**EXERCISE:** Report every line below that holds the word "lofs".

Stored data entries
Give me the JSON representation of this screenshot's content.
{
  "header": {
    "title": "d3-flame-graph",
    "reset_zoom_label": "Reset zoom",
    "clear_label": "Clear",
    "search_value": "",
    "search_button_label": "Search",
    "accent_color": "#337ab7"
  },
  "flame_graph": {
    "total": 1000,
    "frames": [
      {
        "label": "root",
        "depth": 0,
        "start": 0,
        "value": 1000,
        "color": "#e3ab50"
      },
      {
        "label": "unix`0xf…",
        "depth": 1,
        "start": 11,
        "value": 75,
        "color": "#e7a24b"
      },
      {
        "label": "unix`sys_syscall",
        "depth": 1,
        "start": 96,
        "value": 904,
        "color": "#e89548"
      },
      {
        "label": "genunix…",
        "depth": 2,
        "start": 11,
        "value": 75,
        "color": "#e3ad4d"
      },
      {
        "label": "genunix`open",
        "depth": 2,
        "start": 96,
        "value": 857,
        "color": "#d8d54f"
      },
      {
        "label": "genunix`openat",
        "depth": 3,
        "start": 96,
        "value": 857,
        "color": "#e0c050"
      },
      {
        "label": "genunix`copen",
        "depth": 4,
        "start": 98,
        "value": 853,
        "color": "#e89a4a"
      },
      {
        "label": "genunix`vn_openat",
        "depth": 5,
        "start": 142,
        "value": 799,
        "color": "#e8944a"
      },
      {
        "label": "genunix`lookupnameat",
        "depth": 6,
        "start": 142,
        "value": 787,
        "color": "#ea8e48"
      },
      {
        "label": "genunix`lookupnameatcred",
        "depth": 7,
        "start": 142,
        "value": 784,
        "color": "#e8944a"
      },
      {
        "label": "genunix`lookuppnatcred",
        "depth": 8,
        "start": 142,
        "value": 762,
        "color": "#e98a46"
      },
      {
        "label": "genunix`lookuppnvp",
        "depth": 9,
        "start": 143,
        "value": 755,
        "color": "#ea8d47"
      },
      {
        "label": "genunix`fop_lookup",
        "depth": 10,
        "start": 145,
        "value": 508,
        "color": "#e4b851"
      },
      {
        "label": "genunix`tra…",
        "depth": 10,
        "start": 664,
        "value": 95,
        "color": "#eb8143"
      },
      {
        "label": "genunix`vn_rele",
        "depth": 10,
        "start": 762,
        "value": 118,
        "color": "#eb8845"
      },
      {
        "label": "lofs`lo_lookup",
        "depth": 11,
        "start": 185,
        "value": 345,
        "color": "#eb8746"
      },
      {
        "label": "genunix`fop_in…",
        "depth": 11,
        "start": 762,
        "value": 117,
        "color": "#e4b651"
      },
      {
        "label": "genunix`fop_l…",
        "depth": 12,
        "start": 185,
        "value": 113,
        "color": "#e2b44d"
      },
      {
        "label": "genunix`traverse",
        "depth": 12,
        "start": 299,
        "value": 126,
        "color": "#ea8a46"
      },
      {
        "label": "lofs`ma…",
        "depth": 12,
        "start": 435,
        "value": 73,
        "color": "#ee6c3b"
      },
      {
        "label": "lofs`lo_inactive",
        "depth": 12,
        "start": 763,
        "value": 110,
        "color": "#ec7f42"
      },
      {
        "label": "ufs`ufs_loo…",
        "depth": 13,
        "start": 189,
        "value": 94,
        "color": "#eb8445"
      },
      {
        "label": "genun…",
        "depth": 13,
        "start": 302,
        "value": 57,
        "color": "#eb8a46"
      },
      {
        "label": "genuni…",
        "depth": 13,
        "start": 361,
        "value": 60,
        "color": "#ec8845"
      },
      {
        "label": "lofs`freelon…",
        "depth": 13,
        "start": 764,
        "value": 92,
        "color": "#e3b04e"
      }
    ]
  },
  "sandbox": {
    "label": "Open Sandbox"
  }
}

**OUTPUT FOR THIS TASK:**
        "label": "lofs`lo_lookup",
        "label": "lofs`ma…",
        "label": "lofs`lo_inactive",
        "label": "lofs`freelon…",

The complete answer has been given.